All of the material below is to be retyped exactly.

= = = =

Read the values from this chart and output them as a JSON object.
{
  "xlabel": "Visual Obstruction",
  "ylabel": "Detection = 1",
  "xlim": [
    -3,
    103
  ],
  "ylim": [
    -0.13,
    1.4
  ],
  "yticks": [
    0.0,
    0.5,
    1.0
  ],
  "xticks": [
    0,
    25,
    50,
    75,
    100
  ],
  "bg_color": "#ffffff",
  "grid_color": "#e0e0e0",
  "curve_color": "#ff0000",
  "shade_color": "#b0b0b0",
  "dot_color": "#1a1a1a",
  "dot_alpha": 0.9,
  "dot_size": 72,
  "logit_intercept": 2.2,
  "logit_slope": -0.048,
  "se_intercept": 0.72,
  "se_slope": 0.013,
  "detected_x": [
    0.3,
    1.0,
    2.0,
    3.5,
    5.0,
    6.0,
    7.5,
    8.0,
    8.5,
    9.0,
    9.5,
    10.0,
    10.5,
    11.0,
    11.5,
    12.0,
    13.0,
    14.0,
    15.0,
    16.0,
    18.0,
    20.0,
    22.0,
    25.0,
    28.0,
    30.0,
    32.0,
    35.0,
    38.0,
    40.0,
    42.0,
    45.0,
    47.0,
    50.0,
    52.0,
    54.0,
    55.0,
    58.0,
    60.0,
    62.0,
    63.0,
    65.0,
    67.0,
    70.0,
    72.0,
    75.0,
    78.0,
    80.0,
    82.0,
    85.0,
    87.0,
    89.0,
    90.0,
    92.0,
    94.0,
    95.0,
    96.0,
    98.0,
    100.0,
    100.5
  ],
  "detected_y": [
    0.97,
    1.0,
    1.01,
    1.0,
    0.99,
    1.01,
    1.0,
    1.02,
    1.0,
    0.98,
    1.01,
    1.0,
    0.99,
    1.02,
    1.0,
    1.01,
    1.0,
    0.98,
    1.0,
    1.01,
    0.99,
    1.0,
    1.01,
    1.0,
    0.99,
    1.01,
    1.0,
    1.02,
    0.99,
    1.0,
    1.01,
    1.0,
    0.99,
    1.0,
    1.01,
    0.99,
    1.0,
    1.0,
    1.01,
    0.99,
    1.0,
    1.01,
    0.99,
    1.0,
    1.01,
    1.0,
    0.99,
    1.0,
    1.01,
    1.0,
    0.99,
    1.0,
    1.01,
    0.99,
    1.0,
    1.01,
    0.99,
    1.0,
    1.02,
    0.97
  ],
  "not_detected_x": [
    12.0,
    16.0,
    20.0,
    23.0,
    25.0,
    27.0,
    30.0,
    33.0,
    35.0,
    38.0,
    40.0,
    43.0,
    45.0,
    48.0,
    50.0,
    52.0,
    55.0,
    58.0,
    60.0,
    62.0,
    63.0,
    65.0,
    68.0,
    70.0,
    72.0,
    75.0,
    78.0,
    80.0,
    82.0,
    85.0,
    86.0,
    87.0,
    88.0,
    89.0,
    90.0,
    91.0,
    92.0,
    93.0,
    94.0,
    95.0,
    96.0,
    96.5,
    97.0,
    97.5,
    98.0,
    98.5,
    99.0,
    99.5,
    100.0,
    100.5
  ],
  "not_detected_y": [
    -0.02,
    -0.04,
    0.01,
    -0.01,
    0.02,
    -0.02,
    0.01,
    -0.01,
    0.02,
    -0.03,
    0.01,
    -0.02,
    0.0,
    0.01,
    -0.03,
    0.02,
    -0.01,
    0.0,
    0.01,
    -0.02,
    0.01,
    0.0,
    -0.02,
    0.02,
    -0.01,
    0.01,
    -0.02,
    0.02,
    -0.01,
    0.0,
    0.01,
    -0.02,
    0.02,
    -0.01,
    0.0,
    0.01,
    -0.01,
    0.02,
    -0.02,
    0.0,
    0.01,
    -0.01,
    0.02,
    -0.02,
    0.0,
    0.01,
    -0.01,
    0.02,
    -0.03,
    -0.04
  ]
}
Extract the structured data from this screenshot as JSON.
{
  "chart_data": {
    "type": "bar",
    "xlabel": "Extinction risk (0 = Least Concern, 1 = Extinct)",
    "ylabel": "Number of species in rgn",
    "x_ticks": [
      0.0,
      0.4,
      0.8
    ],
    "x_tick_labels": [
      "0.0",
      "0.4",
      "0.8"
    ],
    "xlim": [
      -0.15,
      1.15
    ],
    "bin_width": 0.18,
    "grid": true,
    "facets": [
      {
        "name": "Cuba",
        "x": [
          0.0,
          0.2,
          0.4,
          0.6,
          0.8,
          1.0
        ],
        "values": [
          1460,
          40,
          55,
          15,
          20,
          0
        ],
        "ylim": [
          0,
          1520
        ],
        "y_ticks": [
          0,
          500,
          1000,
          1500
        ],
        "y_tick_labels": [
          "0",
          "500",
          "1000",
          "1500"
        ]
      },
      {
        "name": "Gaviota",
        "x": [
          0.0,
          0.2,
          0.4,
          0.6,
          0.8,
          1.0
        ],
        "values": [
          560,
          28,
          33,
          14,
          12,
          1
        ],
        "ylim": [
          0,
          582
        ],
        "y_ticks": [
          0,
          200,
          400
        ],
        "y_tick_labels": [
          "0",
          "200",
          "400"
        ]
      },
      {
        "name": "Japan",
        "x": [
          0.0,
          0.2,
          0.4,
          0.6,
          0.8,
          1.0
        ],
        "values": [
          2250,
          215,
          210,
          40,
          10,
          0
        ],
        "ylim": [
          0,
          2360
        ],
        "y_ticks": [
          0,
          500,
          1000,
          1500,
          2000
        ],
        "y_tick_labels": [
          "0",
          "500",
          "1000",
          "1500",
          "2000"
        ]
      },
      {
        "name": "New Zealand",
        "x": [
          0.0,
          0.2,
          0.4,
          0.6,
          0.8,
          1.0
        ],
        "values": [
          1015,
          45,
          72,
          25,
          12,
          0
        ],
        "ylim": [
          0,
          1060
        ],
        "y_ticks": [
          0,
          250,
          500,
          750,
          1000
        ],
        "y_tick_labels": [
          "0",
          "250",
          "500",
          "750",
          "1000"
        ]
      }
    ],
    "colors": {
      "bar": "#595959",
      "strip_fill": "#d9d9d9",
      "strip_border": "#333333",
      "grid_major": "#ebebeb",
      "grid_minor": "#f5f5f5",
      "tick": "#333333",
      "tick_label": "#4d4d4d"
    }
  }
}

= = = =

▶ _EXERCISE SOLUTION_
Read the values from this chart and output them as a JSON object.
{
  "xlabel": "Visual Obstruction",
  "ylabel": "Detection = 1",
  "xlim": [
    -3,
    103
  ],
  "ylim": [
    -0.13,
    1.4
  ],
  "yticks": [
    0.0,
    0.5,
    1.0
  ],
  "xticks": [
    0,
    25,
    50,
    75,
    100
  ],
  "bg_color": "#ffffff",
  "grid_color": "#e0e0e0",
  "curve_color": "#ff0000",
  "shade_color": "#b0b0b0",
  "dot_color": "#1a1a1a",
  "dot_alpha": 0.9,
  "dot_size": 72,
  "logit_intercept": 2.2,
  "logit_slope": -0.048,
  "se_intercept": 0.72,
  "se_slope": 0.013,
  "detected_x": [
    0.3,
    1.0,
    2.0,
    3.5,
    5.0,
    6.0,
    7.5,
    8.0,
    8.5,
    9.0,
    9.5,
    10.0,
    10.5,
    11.0,
    11.5,
    12.0,
    13.0,
    14.0,
    15.0,
    16.0,
    18.0,
    20.0,
    22.0,
    25.0,
    28.0,
    30.0,
    32.0,
    35.0,
    38.0,
    40.0,
    42.0,
    45.0,
    47.0,
    50.0,
    52.0,
    54.0,
    55.0,
    58.0,
    60.0,
    62.0,
    63.0,
    65.0,
    67.0,
    70.0,
    72.0,
    75.0,
    78.0,
    80.0,
    82.0,
    85.0,
    87.0,
    89.0,
    90.0,
    92.0,
    94.0,
    95.0,
    96.0,
    98.0,
    100.0,
    100.5
  ],
  "detected_y": [
    0.97,
    1.0,
    1.01,
    1.0,
    0.99,
    1.01,
    1.0,
    1.02,
    1.0,
    0.98,
    1.01,
    1.0,
    0.99,
    1.02,
    1.0,
    1.01,
    1.0,
    0.98,
    1.0,
    1.01,
    0.99,
    1.0,
    1.01,
    1.0,
    0.99,
    1.01,
    1.0,
    1.02,
    0.99,
    1.0,
    1.01,
    1.0,
    0.99,
    1.0,
    1.01,
    0.99,
    1.0,
    1.0,
    1.01,
    0.99,
    1.0,
    1.01,
    0.99,
    1.0,
    1.01,
    1.0,
    0.99,
    1.0,
    1.01,
    1.0,
    0.99,
    1.0,
    1.01,
    0.99,
    1.0,
    1.01,
    0.99,
    1.0,
    1.02,
    0.97
  ],
  "not_detected_x": [
    12.0,
    16.0,
    20.0,
    23.0,
    25.0,
    27.0,
    30.0,
    33.0,
    35.0,
    38.0,
    40.0,
    43.0,
    45.0,
    48.0,
    50.0,
    52.0,
    55.0,
    58.0,
    60.0,
    62.0,
    63.0,
    65.0,
    68.0,
    70.0,
    72.0,
    75.0,
    78.0,
    80.0,
    82.0,
    85.0,
    86.0,
    87.0,
    88.0,
    89.0,
    90.0,
    91.0,
    92.0,
    93.0,
    94.0,
    95.0,
    96.0,
    96.5,
    97.0,
    97.5,
    98.0,
    98.5,
    99.0,
    99.5,
    100.0,
    100.5
  ],
  "not_detected_y": [
    -0.02,
    -0.04,
    0.01,
    -0.01,
    0.02,
    -0.02,
    0.01,
    -0.01,
    0.02,
    -0.03,
    0.01,
    -0.02,
    0.0,
    0.01,
    -0.03,
    0.02,
    -0.01,
    0.0,
    0.01,
    -0.02,
    0.01,
    0.0,
    -0.02,
    0.02,
    -0.01,
    0.01,
    -0.02,
    0.02,
    -0.01,
    0.0,
    0.01,
    -0.02,
    0.02,
    -0.01,
    0.0,
    0.01,
    -0.01,
    0.02,
    -0.02,
    0.0,
    0.01,
    -0.01,
    0.02,
    -0.02,
    0.0,
    0.01,
    -0.01,
    0.02,
    -0.03,
    -0.04
  ]
}
Extract the structured data from this screenshot as JSON.
{
  "chart_data": {
    "type": "bar",
    "xlabel": "Extinction risk (0 = Least Concern, 1 = Extinct)",
    "ylabel": "Number of species in rgn",
    "x_ticks": [
      0.0,
      0.4,
      0.8
    ],
    "x_tick_labels": [
      "0.0",
      "0.4",
      "0.8"
    ],
    "xlim": [
      -0.15,
      1.15
    ],
    "bin_width": 0.18,
    "grid": true,
    "facets": [
      {
        "name": "Cuba",
        "x": [
          0.0,
          0.2,
          0.4,
          0.6,
          0.8,
          1.0
        ],
        "values": [
          1460,
          40,
          55,
          15,
          20,
          0
        ],
        "ylim": [
          0,
          1520
        ],
        "y_ticks": [
          0,
          500,
          1000,
          1500
        ],
        "y_tick_labels": [
          "0",
          "500",
          "1000",
          "1500"
        ]
      },
      {
        "name": "Gaviota",
        "x": [
          0.0,
          0.2,
          0.4,
          0.6,
          0.8,
          1.0
        ],
        "values": [
          560,
          28,
          33,
          14,
          12,
          1
        ],
        "ylim": [
          0,
          582
        ],
        "y_ticks": [
          0,
          200,
          400
        ],
        "y_tick_labels": [
          "0",
          "200",
          "400"
        ]
      },
      {
        "name": "Japan",
        "x": [
          0.0,
          0.2,
          0.4,
          0.6,
          0.8,
          1.0
        ],
        "values": [
          2250,
          215,
          210,
          40,
          10,
          0
        ],
        "ylim": [
          0,
          2360
        ],
        "y_ticks": [
          0,
          500,
          1000,
          1500,
          2000
        ],
        "y_tick_labels": [
          "0",
          "500",
          "1000",
          "1500",
          "2000"
        ]
      },
      {
        "name": "New Zealand",
        "x": [
          0.0,
          0.2,
          0.4,
          0.6,
          0.8,
          1.0
        ],
        "values": [
          1015,
          45,
          72,
          25,
          12,
          0
        ],
        "ylim": [
          0,
          1060
        ],
        "y_ticks": [
          0,
          250,
          500,
          750,
          1000
        ],
        "y_tick_labels": [
          "0",
          "250",
          "500",
          "750",
          "1000"
        ]
      }
    ],
    "colors": {
      "bar": "#595959",
      "strip_fill": "#d9d9d9",
      "strip_border": "#333333",
      "grid_major": "#ebebeb",
      "grid_minor": "#f5f5f5",
      "tick": "#333333",
      "tick_label": "#4d4d4d"
    }
  }
}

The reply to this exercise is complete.